AIM OF THE EXERCISE
Quote all of the data exactly as given. Skip every picture it contains.
╔══
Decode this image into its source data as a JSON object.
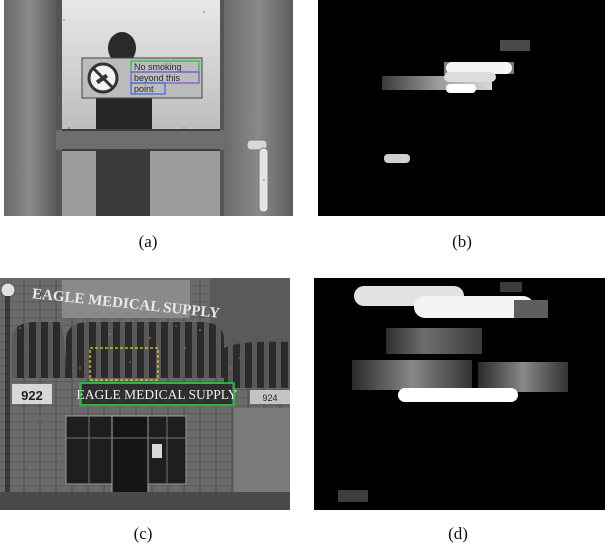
{
  "figure": {
    "captions": [
      "(a)",
      "(b)",
      "(c)",
      "(d)"
    ]
  },
  "panel_a": {
    "sign_lines": [
      "No smoking",
      "beyond this",
      "point"
    ]
  },
  "panel_c": {
    "store_sign": "EAGLE MEDICAL SUPPLY",
    "roof_sign": "EAGLE MEDICAL SUPPLY",
    "number_left": "922",
    "number_right": "924"
  },
  "colors": {
    "detect_green": "#22c93a",
    "detect_yellow": "#e8d21a",
    "detect_cyan": "#27c2c9",
    "map_bg": "#000000"
  }
}
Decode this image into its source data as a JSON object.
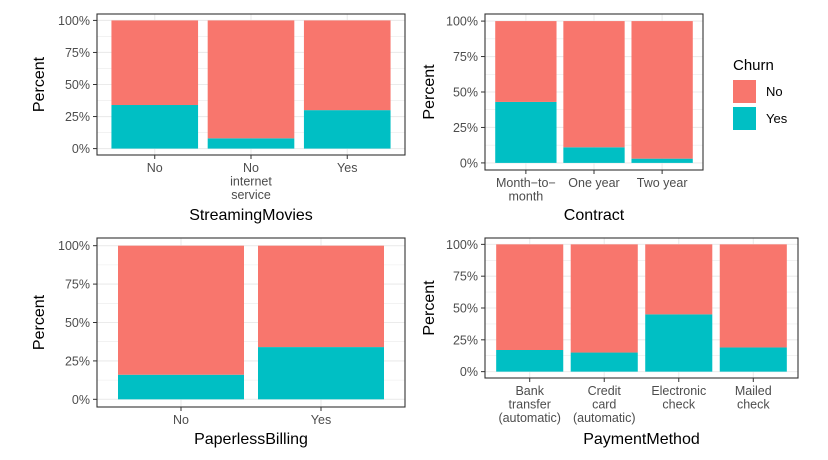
{
  "legend": {
    "title": "Churn",
    "items": [
      {
        "label": "No",
        "color": "#F8766D"
      },
      {
        "label": "Yes",
        "color": "#00BFC4"
      }
    ]
  },
  "colors": {
    "No": "#F8766D",
    "Yes": "#00BFC4",
    "grid": "#ebebeb",
    "panel_border": "#333333"
  },
  "chart_data": [
    {
      "type": "bar",
      "stacked": "percent",
      "title": "",
      "xlabel": "StreamingMovies",
      "ylabel": "Percent",
      "categories": [
        "No",
        "No\ninternet\nservice",
        "Yes"
      ],
      "series": [
        {
          "name": "No",
          "values": [
            66,
            92,
            70
          ]
        },
        {
          "name": "Yes",
          "values": [
            34,
            8,
            30
          ]
        }
      ],
      "ylim": [
        0,
        100
      ],
      "yticks": [
        "0%",
        "25%",
        "50%",
        "75%",
        "100%"
      ],
      "grid": true
    },
    {
      "type": "bar",
      "stacked": "percent",
      "title": "",
      "xlabel": "Contract",
      "ylabel": "Percent",
      "categories": [
        "Month−to−\nmonth",
        "One year",
        "Two year"
      ],
      "series": [
        {
          "name": "No",
          "values": [
            57,
            89,
            97
          ]
        },
        {
          "name": "Yes",
          "values": [
            43,
            11,
            3
          ]
        }
      ],
      "ylim": [
        0,
        100
      ],
      "yticks": [
        "0%",
        "25%",
        "50%",
        "75%",
        "100%"
      ],
      "grid": true
    },
    {
      "type": "bar",
      "stacked": "percent",
      "title": "",
      "xlabel": "PaperlessBilling",
      "ylabel": "Percent",
      "categories": [
        "No",
        "Yes"
      ],
      "series": [
        {
          "name": "No",
          "values": [
            84,
            66
          ]
        },
        {
          "name": "Yes",
          "values": [
            16,
            34
          ]
        }
      ],
      "ylim": [
        0,
        100
      ],
      "yticks": [
        "0%",
        "25%",
        "50%",
        "75%",
        "100%"
      ],
      "grid": true
    },
    {
      "type": "bar",
      "stacked": "percent",
      "title": "",
      "xlabel": "PaymentMethod",
      "ylabel": "Percent",
      "categories": [
        "Bank\ntransfer\n(automatic)",
        "Credit\ncard\n(automatic)",
        "Electronic\ncheck",
        "Mailed\ncheck"
      ],
      "series": [
        {
          "name": "No",
          "values": [
            83,
            85,
            55,
            81
          ]
        },
        {
          "name": "Yes",
          "values": [
            17,
            15,
            45,
            19
          ]
        }
      ],
      "ylim": [
        0,
        100
      ],
      "yticks": [
        "0%",
        "25%",
        "50%",
        "75%",
        "100%"
      ],
      "grid": true
    }
  ]
}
╚══
EXERCISE SOLUTION
Decode this image into its source data as a JSON object.
{
  "figure": {
    "captions": [
      "(a)",
      "(b)",
      "(c)",
      "(d)"
    ]
  },
  "panel_a": {
    "sign_lines": [
      "No smoking",
      "beyond this",
      "point"
    ]
  },
  "panel_c": {
    "store_sign": "EAGLE MEDICAL SUPPLY",
    "roof_sign": "EAGLE MEDICAL SUPPLY",
    "number_left": "922",
    "number_right": "924"
  },
  "colors": {
    "detect_green": "#22c93a",
    "detect_yellow": "#e8d21a",
    "detect_cyan": "#27c2c9",
    "map_bg": "#000000"
  }
}
Decode this image into its source data as a JSON object.
{
  "legend": {
    "title": "Churn",
    "items": [
      {
        "label": "No",
        "color": "#F8766D"
      },
      {
        "label": "Yes",
        "color": "#00BFC4"
      }
    ]
  },
  "colors": {
    "No": "#F8766D",
    "Yes": "#00BFC4",
    "grid": "#ebebeb",
    "panel_border": "#333333"
  },
  "chart_data": [
    {
      "type": "bar",
      "stacked": "percent",
      "title": "",
      "xlabel": "StreamingMovies",
      "ylabel": "Percent",
      "categories": [
        "No",
        "No\ninternet\nservice",
        "Yes"
      ],
      "series": [
        {
          "name": "No",
          "values": [
            66,
            92,
            70
          ]
        },
        {
          "name": "Yes",
          "values": [
            34,
            8,
            30
          ]
        }
      ],
      "ylim": [
        0,
        100
      ],
      "yticks": [
        "0%",
        "25%",
        "50%",
        "75%",
        "100%"
      ],
      "grid": true
    },
    {
      "type": "bar",
      "stacked": "percent",
      "title": "",
      "xlabel": "Contract",
      "ylabel": "Percent",
      "categories": [
        "Month−to−\nmonth",
        "One year",
        "Two year"
      ],
      "series": [
        {
          "name": "No",
          "values": [
            57,
            89,
            97
          ]
        },
        {
          "name": "Yes",
          "values": [
            43,
            11,
            3
          ]
        }
      ],
      "ylim": [
        0,
        100
      ],
      "yticks": [
        "0%",
        "25%",
        "50%",
        "75%",
        "100%"
      ],
      "grid": true
    },
    {
      "type": "bar",
      "stacked": "percent",
      "title": "",
      "xlabel": "PaperlessBilling",
      "ylabel": "Percent",
      "categories": [
        "No",
        "Yes"
      ],
      "series": [
        {
          "name": "No",
          "values": [
            84,
            66
          ]
        },
        {
          "name": "Yes",
          "values": [
            16,
            34
          ]
        }
      ],
      "ylim": [
        0,
        100
      ],
      "yticks": [
        "0%",
        "25%",
        "50%",
        "75%",
        "100%"
      ],
      "grid": true
    },
    {
      "type": "bar",
      "stacked": "percent",
      "title": "",
      "xlabel": "PaymentMethod",
      "ylabel": "Percent",
      "categories": [
        "Bank\ntransfer\n(automatic)",
        "Credit\ncard\n(automatic)",
        "Electronic\ncheck",
        "Mailed\ncheck"
      ],
      "series": [
        {
          "name": "No",
          "values": [
            83,
            85,
            55,
            81
          ]
        },
        {
          "name": "Yes",
          "values": [
            17,
            15,
            45,
            19
          ]
        }
      ],
      "ylim": [
        0,
        100
      ],
      "yticks": [
        "0%",
        "25%",
        "50%",
        "75%",
        "100%"
      ],
      "grid": true
    }
  ]
}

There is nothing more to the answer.